■ Objective
Can all of these lines be returned exactly?

■ Data
++++

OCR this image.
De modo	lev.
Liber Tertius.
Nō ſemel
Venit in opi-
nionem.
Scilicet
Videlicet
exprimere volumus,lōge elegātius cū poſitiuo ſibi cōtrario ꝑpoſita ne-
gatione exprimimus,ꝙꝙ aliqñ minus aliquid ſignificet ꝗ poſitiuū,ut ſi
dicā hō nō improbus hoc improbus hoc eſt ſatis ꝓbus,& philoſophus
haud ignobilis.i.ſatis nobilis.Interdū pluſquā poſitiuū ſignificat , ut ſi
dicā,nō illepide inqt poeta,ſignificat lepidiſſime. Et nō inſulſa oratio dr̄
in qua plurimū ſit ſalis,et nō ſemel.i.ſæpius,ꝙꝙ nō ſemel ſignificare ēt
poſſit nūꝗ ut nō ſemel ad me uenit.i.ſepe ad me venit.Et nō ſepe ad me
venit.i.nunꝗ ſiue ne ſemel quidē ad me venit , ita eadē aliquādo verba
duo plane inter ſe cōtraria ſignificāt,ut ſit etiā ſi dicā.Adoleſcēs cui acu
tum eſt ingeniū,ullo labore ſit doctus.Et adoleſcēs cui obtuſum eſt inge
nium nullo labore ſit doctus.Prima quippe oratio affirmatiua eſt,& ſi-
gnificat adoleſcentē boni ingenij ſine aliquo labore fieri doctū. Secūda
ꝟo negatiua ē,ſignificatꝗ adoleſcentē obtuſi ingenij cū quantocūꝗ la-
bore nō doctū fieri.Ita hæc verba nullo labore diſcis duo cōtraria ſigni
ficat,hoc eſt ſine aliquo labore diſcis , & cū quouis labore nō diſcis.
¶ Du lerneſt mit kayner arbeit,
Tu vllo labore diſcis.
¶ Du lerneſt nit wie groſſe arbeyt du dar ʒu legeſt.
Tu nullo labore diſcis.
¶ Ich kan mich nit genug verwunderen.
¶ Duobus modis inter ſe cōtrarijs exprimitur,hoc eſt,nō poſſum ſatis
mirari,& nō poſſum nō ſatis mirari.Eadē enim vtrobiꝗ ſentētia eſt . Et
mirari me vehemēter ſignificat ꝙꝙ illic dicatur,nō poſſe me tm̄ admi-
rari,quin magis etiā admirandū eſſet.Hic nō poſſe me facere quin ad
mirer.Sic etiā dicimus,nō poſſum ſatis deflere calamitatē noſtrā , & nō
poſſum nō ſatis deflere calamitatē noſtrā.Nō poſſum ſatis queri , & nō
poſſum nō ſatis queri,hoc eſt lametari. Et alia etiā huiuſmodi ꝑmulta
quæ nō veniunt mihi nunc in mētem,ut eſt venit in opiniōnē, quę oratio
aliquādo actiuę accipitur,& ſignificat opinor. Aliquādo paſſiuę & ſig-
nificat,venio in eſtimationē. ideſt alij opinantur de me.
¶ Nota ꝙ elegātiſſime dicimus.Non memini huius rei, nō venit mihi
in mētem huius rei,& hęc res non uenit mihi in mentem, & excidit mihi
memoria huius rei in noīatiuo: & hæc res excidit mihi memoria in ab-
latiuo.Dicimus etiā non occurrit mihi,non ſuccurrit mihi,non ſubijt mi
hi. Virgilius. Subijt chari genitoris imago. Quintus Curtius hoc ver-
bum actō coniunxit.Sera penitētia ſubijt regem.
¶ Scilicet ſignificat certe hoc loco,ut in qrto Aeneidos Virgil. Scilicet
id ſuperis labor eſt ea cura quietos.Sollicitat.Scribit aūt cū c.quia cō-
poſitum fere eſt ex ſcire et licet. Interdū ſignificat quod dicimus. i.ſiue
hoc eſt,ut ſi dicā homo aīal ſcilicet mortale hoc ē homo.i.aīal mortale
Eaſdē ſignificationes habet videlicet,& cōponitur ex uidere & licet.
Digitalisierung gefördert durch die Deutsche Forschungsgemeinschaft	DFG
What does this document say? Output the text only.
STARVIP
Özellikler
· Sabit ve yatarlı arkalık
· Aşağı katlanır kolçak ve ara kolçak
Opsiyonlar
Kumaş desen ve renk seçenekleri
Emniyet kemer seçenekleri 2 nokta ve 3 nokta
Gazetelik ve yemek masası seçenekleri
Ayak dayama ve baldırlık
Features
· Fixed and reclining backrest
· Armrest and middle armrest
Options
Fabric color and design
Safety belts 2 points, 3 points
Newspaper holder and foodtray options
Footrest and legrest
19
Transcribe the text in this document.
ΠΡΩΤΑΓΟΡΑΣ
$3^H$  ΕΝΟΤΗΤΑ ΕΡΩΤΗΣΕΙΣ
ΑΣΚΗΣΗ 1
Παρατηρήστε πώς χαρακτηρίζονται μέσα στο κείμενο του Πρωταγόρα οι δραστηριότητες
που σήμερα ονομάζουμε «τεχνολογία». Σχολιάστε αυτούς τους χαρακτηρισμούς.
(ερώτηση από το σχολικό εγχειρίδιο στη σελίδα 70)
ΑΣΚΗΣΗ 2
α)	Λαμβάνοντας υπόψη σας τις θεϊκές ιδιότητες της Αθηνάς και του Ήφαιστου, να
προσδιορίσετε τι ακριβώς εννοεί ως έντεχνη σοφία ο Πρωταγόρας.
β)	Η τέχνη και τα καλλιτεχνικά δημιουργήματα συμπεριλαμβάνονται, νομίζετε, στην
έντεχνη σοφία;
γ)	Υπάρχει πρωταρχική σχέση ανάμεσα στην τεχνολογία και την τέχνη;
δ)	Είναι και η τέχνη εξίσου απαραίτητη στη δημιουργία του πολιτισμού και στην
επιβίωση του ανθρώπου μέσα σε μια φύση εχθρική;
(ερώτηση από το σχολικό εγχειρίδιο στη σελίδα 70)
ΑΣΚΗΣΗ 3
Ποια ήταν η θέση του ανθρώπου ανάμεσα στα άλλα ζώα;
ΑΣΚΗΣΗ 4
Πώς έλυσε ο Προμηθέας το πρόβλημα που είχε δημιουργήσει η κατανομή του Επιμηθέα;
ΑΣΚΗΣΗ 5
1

++++

■ Task output
OCR this image.
De modo	lev.
Liber Tertius.
Nō ſemel
Venit in opi-
nionem.
Scilicet
Videlicet
exprimere volumus,lōge elegātius cū poſitiuo ſibi cōtrario ꝑpoſita ne-
gatione exprimimus,ꝙꝙ aliqñ minus aliquid ſignificet ꝗ poſitiuū,ut ſi
dicā hō nō improbus hoc improbus hoc eſt ſatis ꝓbus,& philoſophus
haud ignobilis.i.ſatis nobilis.Interdū pluſquā poſitiuū ſignificat , ut ſi
dicā,nō illepide inqt poeta,ſignificat lepidiſſime. Et nō inſulſa oratio dr̄
in qua plurimū ſit ſalis,et nō ſemel.i.ſæpius,ꝙꝙ nō ſemel ſignificare ēt
poſſit nūꝗ ut nō ſemel ad me uenit.i.ſepe ad me venit.Et nō ſepe ad me
venit.i.nunꝗ ſiue ne ſemel quidē ad me venit , ita eadē aliquādo verba
duo plane inter ſe cōtraria ſignificāt,ut ſit etiā ſi dicā.Adoleſcēs cui acu
tum eſt ingeniū,ullo labore ſit doctus.Et adoleſcēs cui obtuſum eſt inge
nium nullo labore ſit doctus.Prima quippe oratio affirmatiua eſt,& ſi-
gnificat adoleſcentē boni ingenij ſine aliquo labore fieri doctū. Secūda
ꝟo negatiua ē,ſignificatꝗ adoleſcentē obtuſi ingenij cū quantocūꝗ la-
bore nō doctū fieri.Ita hæc verba nullo labore diſcis duo cōtraria ſigni
ficat,hoc eſt ſine aliquo labore diſcis , & cū quouis labore nō diſcis.
¶ Du lerneſt mit kayner arbeit,
Tu vllo labore diſcis.
¶ Du lerneſt nit wie groſſe arbeyt du dar ʒu legeſt.
Tu nullo labore diſcis.
¶ Ich kan mich nit genug verwunderen.
¶ Duobus modis inter ſe cōtrarijs exprimitur,hoc eſt,nō poſſum ſatis
mirari,& nō poſſum nō ſatis mirari.Eadē enim vtrobiꝗ ſentētia eſt . Et
mirari me vehemēter ſignificat ꝙꝙ illic dicatur,nō poſſe me tm̄ admi-
rari,quin magis etiā admirandū eſſet.Hic nō poſſe me facere quin ad
mirer.Sic etiā dicimus,nō poſſum ſatis deflere calamitatē noſtrā , & nō
poſſum nō ſatis deflere calamitatē noſtrā.Nō poſſum ſatis queri , & nō
poſſum nō ſatis queri,hoc eſt lametari. Et alia etiā huiuſmodi ꝑmulta
quæ nō veniunt mihi nunc in mētem,ut eſt venit in opiniōnē, quę oratio
aliquādo actiuę accipitur,& ſignificat opinor. Aliquādo paſſiuę & ſig-
nificat,venio in eſtimationē. ideſt alij opinantur de me.
¶ Nota ꝙ elegātiſſime dicimus.Non memini huius rei, nō venit mihi
in mētem huius rei,& hęc res non uenit mihi in mentem, & excidit mihi
memoria huius rei in noīatiuo: & hæc res excidit mihi memoria in ab-
latiuo.Dicimus etiā non occurrit mihi,non ſuccurrit mihi,non ſubijt mi
hi. Virgilius. Subijt chari genitoris imago. Quintus Curtius hoc ver-
bum actō coniunxit.Sera penitētia ſubijt regem.
¶ Scilicet ſignificat certe hoc loco,ut in qrto Aeneidos Virgil. Scilicet
id ſuperis labor eſt ea cura quietos.Sollicitat.Scribit aūt cū c.quia cō-
poſitum fere eſt ex ſcire et licet. Interdū ſignificat quod dicimus. i.ſiue
hoc eſt,ut ſi dicā homo aīal ſcilicet mortale hoc ē homo.i.aīal mortale
Eaſdē ſignificationes habet videlicet,& cōponitur ex uidere & licet.
Digitalisierung gefördert durch die Deutsche Forschungsgemeinschaft	DFG
What does this document say? Output the text only.
STARVIP
Özellikler
· Sabit ve yatarlı arkalık
· Aşağı katlanır kolçak ve ara kolçak
Opsiyonlar
Kumaş desen ve renk seçenekleri
Emniyet kemer seçenekleri 2 nokta ve 3 nokta
Gazetelik ve yemek masası seçenekleri
Ayak dayama ve baldırlık
Features
· Fixed and reclining backrest
· Armrest and middle armrest
Options
Fabric color and design
Safety belts 2 points, 3 points
Newspaper holder and foodtray options
Footrest and legrest
19
Transcribe the text in this document.
ΠΡΩΤΑΓΟΡΑΣ
$3^H$  ΕΝΟΤΗΤΑ ΕΡΩΤΗΣΕΙΣ
ΑΣΚΗΣΗ 1
Παρατηρήστε πώς χαρακτηρίζονται μέσα στο κείμενο του Πρωταγόρα οι δραστηριότητες
που σήμερα ονομάζουμε «τεχνολογία». Σχολιάστε αυτούς τους χαρακτηρισμούς.
(ερώτηση από το σχολικό εγχειρίδιο στη σελίδα 70)
ΑΣΚΗΣΗ 2
α)	Λαμβάνοντας υπόψη σας τις θεϊκές ιδιότητες της Αθηνάς και του Ήφαιστου, να
προσδιορίσετε τι ακριβώς εννοεί ως έντεχνη σοφία ο Πρωταγόρας.
β)	Η τέχνη και τα καλλιτεχνικά δημιουργήματα συμπεριλαμβάνονται, νομίζετε, στην
έντεχνη σοφία;
γ)	Υπάρχει πρωταρχική σχέση ανάμεσα στην τεχνολογία και την τέχνη;
δ)	Είναι και η τέχνη εξίσου απαραίτητη στη δημιουργία του πολιτισμού και στην
επιβίωση του ανθρώπου μέσα σε μια φύση εχθρική;
(ερώτηση από το σχολικό εγχειρίδιο στη σελίδα 70)
ΑΣΚΗΣΗ 3
Ποια ήταν η θέση του ανθρώπου ανάμεσα στα άλλα ζώα;
ΑΣΚΗΣΗ 4
Πώς έλυσε ο Προμηθέας το πρόβλημα που είχε δημιουργήσει η κατανομή του Επιμηθέα;
ΑΣΚΗΣΗ 5
1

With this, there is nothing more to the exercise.